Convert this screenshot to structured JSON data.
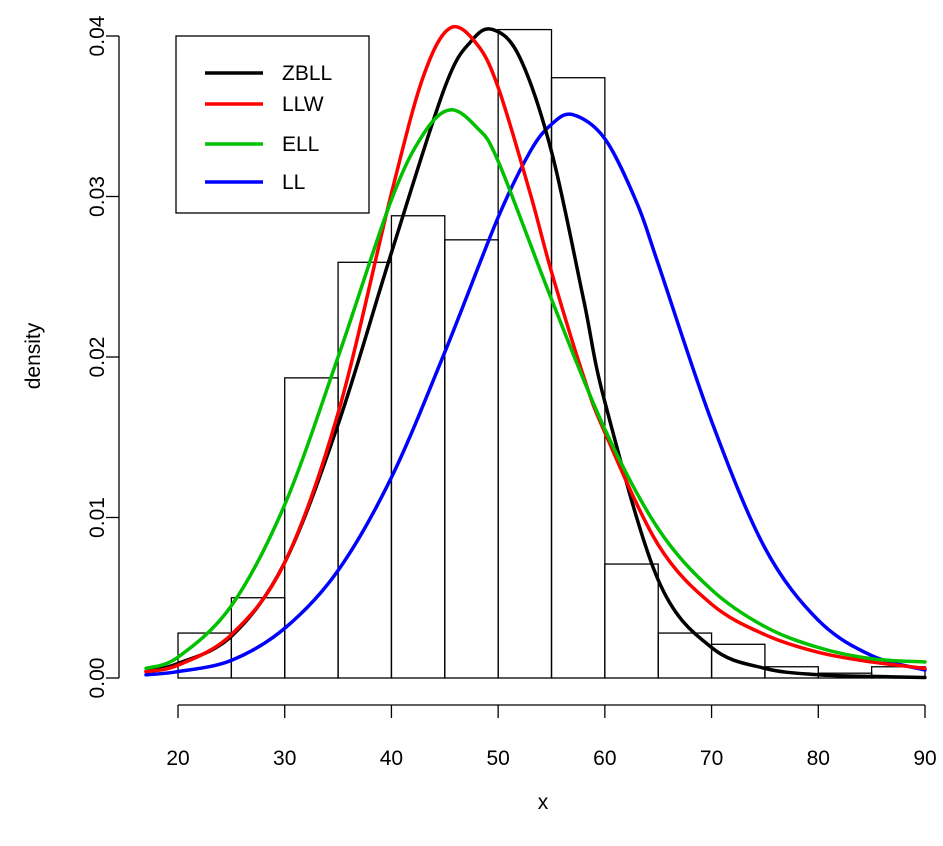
{
  "chart_data": {
    "type": "histogram-with-density-curves",
    "xlabel": "x",
    "ylabel": "density",
    "xlim": [
      17,
      90
    ],
    "ylim": [
      0,
      0.04
    ],
    "x_ticks": [
      20,
      30,
      40,
      50,
      60,
      70,
      80,
      90
    ],
    "x_tick_labels": [
      "20",
      "30",
      "40",
      "50",
      "60",
      "70",
      "80",
      "90"
    ],
    "y_ticks": [
      0,
      0.01,
      0.02,
      0.03,
      0.04
    ],
    "y_tick_labels": [
      "0.00",
      "0.01",
      "0.02",
      "0.03",
      "0.04"
    ],
    "histogram": {
      "bin_edges": [
        20,
        25,
        30,
        35,
        40,
        45,
        50,
        55,
        60,
        65,
        70,
        75,
        80,
        85,
        90
      ],
      "densities": [
        0.0028,
        0.005,
        0.0187,
        0.0259,
        0.0288,
        0.0273,
        0.0404,
        0.0374,
        0.0071,
        0.0028,
        0.0021,
        0.0007,
        0.0003,
        0.0007
      ]
    },
    "legend": {
      "position": "top-left",
      "box": true
    },
    "series": [
      {
        "name": "ZBLL",
        "color": "#000000",
        "x": [
          17,
          20,
          25,
          30,
          35,
          40,
          45,
          47.5,
          49.5,
          52,
          55,
          58,
          60,
          65,
          70,
          75,
          80,
          85,
          90
        ],
        "y": [
          0.0004,
          0.0009,
          0.0026,
          0.0072,
          0.0158,
          0.0265,
          0.0368,
          0.0397,
          0.0404,
          0.0387,
          0.0328,
          0.0236,
          0.0172,
          0.0061,
          0.0019,
          0.0006,
          0.0002,
          0.0001,
          3e-05
        ]
      },
      {
        "name": "LLW",
        "color": "#ff0000",
        "x": [
          17,
          20,
          25,
          30,
          35,
          40,
          43,
          45.5,
          48,
          50,
          53,
          55,
          58,
          60,
          65,
          70,
          75,
          80,
          85,
          90
        ],
        "y": [
          0.0004,
          0.0008,
          0.0027,
          0.0072,
          0.0165,
          0.0302,
          0.0375,
          0.0405,
          0.0395,
          0.0368,
          0.0302,
          0.0253,
          0.0188,
          0.0153,
          0.0083,
          0.0046,
          0.0027,
          0.0016,
          0.001,
          0.0006
        ]
      },
      {
        "name": "ELL",
        "color": "#00c000",
        "x": [
          17,
          20,
          25,
          30,
          35,
          40,
          43,
          45.5,
          48,
          50,
          55,
          60,
          65,
          70,
          75,
          80,
          85,
          90
        ],
        "y": [
          0.0006,
          0.0013,
          0.0045,
          0.0108,
          0.02,
          0.0298,
          0.0339,
          0.0354,
          0.0343,
          0.0322,
          0.0236,
          0.0155,
          0.0093,
          0.0055,
          0.0032,
          0.0019,
          0.0012,
          0.001
        ]
      },
      {
        "name": "LL",
        "color": "#0000ff",
        "x": [
          17,
          20,
          25,
          30,
          35,
          40,
          45,
          50,
          53,
          55,
          57,
          60,
          63,
          65,
          70,
          75,
          80,
          85,
          90
        ],
        "y": [
          0.0002,
          0.0004,
          0.0011,
          0.0031,
          0.0067,
          0.0125,
          0.0203,
          0.0287,
          0.0328,
          0.0345,
          0.0351,
          0.0336,
          0.0296,
          0.0258,
          0.016,
          0.0081,
          0.0036,
          0.0014,
          0.0005
        ]
      }
    ]
  }
}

_ _ _ _ _

> [Written exercise]:
Copy out each line that contains the word "density".

> [Result of the task]:
    "type": "histogram-with-density-curves",
    "ylabel": "density",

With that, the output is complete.